# Work instructions
Write out all of the lines below, exactly and completely.

# Data for this task
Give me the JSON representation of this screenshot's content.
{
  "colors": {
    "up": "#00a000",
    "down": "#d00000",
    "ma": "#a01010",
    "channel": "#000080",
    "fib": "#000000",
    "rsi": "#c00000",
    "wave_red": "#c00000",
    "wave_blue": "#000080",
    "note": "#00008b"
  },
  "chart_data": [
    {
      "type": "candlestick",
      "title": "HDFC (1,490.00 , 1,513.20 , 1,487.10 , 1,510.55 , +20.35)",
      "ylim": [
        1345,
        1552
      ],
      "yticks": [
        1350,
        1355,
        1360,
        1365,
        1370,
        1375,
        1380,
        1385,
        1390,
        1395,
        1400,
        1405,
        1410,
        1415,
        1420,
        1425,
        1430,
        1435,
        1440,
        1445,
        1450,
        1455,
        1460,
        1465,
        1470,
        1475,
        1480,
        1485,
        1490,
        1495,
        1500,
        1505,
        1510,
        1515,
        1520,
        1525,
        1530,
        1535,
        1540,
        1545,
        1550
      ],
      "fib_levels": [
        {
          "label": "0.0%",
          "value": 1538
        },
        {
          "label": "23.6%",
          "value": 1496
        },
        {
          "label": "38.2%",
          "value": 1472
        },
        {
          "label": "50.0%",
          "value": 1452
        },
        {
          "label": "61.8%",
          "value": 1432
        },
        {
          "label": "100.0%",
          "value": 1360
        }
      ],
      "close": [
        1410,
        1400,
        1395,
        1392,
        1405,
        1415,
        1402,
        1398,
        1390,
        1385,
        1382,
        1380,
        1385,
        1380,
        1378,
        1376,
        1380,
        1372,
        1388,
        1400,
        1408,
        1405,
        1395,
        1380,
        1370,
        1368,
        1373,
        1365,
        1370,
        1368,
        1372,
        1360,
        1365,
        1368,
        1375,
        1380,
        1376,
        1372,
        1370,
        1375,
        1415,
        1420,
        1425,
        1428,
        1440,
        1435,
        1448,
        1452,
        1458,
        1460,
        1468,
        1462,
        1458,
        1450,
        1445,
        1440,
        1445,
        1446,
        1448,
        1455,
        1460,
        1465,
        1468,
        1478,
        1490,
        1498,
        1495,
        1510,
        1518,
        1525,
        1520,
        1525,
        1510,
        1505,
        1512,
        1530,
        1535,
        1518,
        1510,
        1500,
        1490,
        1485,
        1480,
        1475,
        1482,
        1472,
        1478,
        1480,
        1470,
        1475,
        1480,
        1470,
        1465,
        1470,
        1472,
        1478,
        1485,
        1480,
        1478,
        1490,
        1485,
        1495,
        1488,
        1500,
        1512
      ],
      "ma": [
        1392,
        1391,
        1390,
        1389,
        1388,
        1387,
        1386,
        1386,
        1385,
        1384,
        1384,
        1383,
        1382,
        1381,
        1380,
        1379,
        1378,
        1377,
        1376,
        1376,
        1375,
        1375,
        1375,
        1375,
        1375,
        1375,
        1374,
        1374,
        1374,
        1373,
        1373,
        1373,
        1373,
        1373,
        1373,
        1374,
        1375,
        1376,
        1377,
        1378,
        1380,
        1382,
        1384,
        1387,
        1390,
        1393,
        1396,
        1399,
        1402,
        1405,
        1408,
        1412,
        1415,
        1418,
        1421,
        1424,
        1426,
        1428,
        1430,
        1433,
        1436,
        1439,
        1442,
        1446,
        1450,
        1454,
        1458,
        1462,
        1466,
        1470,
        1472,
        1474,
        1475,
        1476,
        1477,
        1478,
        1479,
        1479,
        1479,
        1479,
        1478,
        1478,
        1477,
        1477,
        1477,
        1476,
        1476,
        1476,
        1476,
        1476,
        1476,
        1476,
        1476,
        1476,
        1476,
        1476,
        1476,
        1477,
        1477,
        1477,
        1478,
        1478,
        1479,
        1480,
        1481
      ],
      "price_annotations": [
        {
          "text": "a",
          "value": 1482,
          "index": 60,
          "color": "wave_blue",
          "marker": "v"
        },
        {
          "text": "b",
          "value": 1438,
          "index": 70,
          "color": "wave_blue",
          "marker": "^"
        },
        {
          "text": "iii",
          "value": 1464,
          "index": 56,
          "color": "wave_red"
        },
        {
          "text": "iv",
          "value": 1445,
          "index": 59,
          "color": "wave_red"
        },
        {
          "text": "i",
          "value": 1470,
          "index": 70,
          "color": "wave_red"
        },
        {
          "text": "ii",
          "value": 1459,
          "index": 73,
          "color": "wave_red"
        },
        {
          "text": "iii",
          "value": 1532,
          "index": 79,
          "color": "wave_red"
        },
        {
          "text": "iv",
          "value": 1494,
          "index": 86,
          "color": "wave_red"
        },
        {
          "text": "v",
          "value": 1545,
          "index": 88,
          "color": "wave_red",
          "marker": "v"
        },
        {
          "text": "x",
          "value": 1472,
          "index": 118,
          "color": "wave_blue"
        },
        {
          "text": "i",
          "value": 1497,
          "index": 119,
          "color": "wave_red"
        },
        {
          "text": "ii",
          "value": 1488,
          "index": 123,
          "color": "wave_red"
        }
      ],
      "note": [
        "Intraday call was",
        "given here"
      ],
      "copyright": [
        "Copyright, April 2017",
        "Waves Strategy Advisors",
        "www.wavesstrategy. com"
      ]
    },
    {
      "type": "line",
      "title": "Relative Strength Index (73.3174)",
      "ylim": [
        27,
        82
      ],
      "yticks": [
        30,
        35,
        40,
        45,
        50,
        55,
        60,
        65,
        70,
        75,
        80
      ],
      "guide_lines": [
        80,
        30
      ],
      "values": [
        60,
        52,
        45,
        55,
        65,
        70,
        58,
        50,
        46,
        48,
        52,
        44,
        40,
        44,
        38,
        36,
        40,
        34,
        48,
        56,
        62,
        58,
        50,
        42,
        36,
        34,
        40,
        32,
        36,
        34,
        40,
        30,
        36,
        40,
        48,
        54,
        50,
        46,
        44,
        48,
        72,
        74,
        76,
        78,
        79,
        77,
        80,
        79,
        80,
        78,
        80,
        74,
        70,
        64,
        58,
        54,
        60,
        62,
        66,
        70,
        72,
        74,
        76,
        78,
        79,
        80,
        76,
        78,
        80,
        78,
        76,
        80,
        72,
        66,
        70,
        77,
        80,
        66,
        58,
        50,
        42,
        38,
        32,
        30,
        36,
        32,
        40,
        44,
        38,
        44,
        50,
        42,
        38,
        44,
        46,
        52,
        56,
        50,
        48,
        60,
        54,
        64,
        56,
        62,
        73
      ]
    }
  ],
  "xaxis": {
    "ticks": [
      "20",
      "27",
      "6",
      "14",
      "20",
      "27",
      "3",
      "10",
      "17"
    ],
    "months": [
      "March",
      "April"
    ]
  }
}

# The output
Give me the JSON representation of this screenshot's content.
{
  "colors": {
    "up": "#00a000",
    "down": "#d00000",
    "ma": "#a01010",
    "channel": "#000080",
    "fib": "#000000",
    "rsi": "#c00000",
    "wave_red": "#c00000",
    "wave_blue": "#000080",
    "note": "#00008b"
  },
  "chart_data": [
    {
      "type": "candlestick",
      "title": "HDFC (1,490.00 , 1,513.20 , 1,487.10 , 1,510.55 , +20.35)",
      "ylim": [
        1345,
        1552
      ],
      "yticks": [
        1350,
        1355,
        1360,
        1365,
        1370,
        1375,
        1380,
        1385,
        1390,
        1395,
        1400,
        1405,
        1410,
        1415,
        1420,
        1425,
        1430,
        1435,
        1440,
        1445,
        1450,
        1455,
        1460,
        1465,
        1470,
        1475,
        1480,
        1485,
        1490,
        1495,
        1500,
        1505,
        1510,
        1515,
        1520,
        1525,
        1530,
        1535,
        1540,
        1545,
        1550
      ],
      "fib_levels": [
        {
          "label": "0.0%",
          "value": 1538
        },
        {
          "label": "23.6%",
          "value": 1496
        },
        {
          "label": "38.2%",
          "value": 1472
        },
        {
          "label": "50.0%",
          "value": 1452
        },
        {
          "label": "61.8%",
          "value": 1432
        },
        {
          "label": "100.0%",
          "value": 1360
        }
      ],
      "close": [
        1410,
        1400,
        1395,
        1392,
        1405,
        1415,
        1402,
        1398,
        1390,
        1385,
        1382,
        1380,
        1385,
        1380,
        1378,
        1376,
        1380,
        1372,
        1388,
        1400,
        1408,
        1405,
        1395,
        1380,
        1370,
        1368,
        1373,
        1365,
        1370,
        1368,
        1372,
        1360,
        1365,
        1368,
        1375,
        1380,
        1376,
        1372,
        1370,
        1375,
        1415,
        1420,
        1425,
        1428,
        1440,
        1435,
        1448,
        1452,
        1458,
        1460,
        1468,
        1462,
        1458,
        1450,
        1445,
        1440,
        1445,
        1446,
        1448,
        1455,
        1460,
        1465,
        1468,
        1478,
        1490,
        1498,
        1495,
        1510,
        1518,
        1525,
        1520,
        1525,
        1510,
        1505,
        1512,
        1530,
        1535,
        1518,
        1510,
        1500,
        1490,
        1485,
        1480,
        1475,
        1482,
        1472,
        1478,
        1480,
        1470,
        1475,
        1480,
        1470,
        1465,
        1470,
        1472,
        1478,
        1485,
        1480,
        1478,
        1490,
        1485,
        1495,
        1488,
        1500,
        1512
      ],
      "ma": [
        1392,
        1391,
        1390,
        1389,
        1388,
        1387,
        1386,
        1386,
        1385,
        1384,
        1384,
        1383,
        1382,
        1381,
        1380,
        1379,
        1378,
        1377,
        1376,
        1376,
        1375,
        1375,
        1375,
        1375,
        1375,
        1375,
        1374,
        1374,
        1374,
        1373,
        1373,
        1373,
        1373,
        1373,
        1373,
        1374,
        1375,
        1376,
        1377,
        1378,
        1380,
        1382,
        1384,
        1387,
        1390,
        1393,
        1396,
        1399,
        1402,
        1405,
        1408,
        1412,
        1415,
        1418,
        1421,
        1424,
        1426,
        1428,
        1430,
        1433,
        1436,
        1439,
        1442,
        1446,
        1450,
        1454,
        1458,
        1462,
        1466,
        1470,
        1472,
        1474,
        1475,
        1476,
        1477,
        1478,
        1479,
        1479,
        1479,
        1479,
        1478,
        1478,
        1477,
        1477,
        1477,
        1476,
        1476,
        1476,
        1476,
        1476,
        1476,
        1476,
        1476,
        1476,
        1476,
        1476,
        1476,
        1477,
        1477,
        1477,
        1478,
        1478,
        1479,
        1480,
        1481
      ],
      "price_annotations": [
        {
          "text": "a",
          "value": 1482,
          "index": 60,
          "color": "wave_blue",
          "marker": "v"
        },
        {
          "text": "b",
          "value": 1438,
          "index": 70,
          "color": "wave_blue",
          "marker": "^"
        },
        {
          "text": "iii",
          "value": 1464,
          "index": 56,
          "color": "wave_red"
        },
        {
          "text": "iv",
          "value": 1445,
          "index": 59,
          "color": "wave_red"
        },
        {
          "text": "i",
          "value": 1470,
          "index": 70,
          "color": "wave_red"
        },
        {
          "text": "ii",
          "value": 1459,
          "index": 73,
          "color": "wave_red"
        },
        {
          "text": "iii",
          "value": 1532,
          "index": 79,
          "color": "wave_red"
        },
        {
          "text": "iv",
          "value": 1494,
          "index": 86,
          "color": "wave_red"
        },
        {
          "text": "v",
          "value": 1545,
          "index": 88,
          "color": "wave_red",
          "marker": "v"
        },
        {
          "text": "x",
          "value": 1472,
          "index": 118,
          "color": "wave_blue"
        },
        {
          "text": "i",
          "value": 1497,
          "index": 119,
          "color": "wave_red"
        },
        {
          "text": "ii",
          "value": 1488,
          "index": 123,
          "color": "wave_red"
        }
      ],
      "note": [
        "Intraday call was",
        "given here"
      ],
      "copyright": [
        "Copyright, April 2017",
        "Waves Strategy Advisors",
        "www.wavesstrategy. com"
      ]
    },
    {
      "type": "line",
      "title": "Relative Strength Index (73.3174)",
      "ylim": [
        27,
        82
      ],
      "yticks": [
        30,
        35,
        40,
        45,
        50,
        55,
        60,
        65,
        70,
        75,
        80
      ],
      "guide_lines": [
        80,
        30
      ],
      "values": [
        60,
        52,
        45,
        55,
        65,
        70,
        58,
        50,
        46,
        48,
        52,
        44,
        40,
        44,
        38,
        36,
        40,
        34,
        48,
        56,
        62,
        58,
        50,
        42,
        36,
        34,
        40,
        32,
        36,
        34,
        40,
        30,
        36,
        40,
        48,
        54,
        50,
        46,
        44,
        48,
        72,
        74,
        76,
        78,
        79,
        77,
        80,
        79,
        80,
        78,
        80,
        74,
        70,
        64,
        58,
        54,
        60,
        62,
        66,
        70,
        72,
        74,
        76,
        78,
        79,
        80,
        76,
        78,
        80,
        78,
        76,
        80,
        72,
        66,
        70,
        77,
        80,
        66,
        58,
        50,
        42,
        38,
        32,
        30,
        36,
        32,
        40,
        44,
        38,
        44,
        50,
        42,
        38,
        44,
        46,
        52,
        56,
        50,
        48,
        60,
        54,
        64,
        56,
        62,
        73
      ]
    }
  ],
  "xaxis": {
    "ticks": [
      "20",
      "27",
      "6",
      "14",
      "20",
      "27",
      "3",
      "10",
      "17"
    ],
    "months": [
      "March",
      "April"
    ]
  }
}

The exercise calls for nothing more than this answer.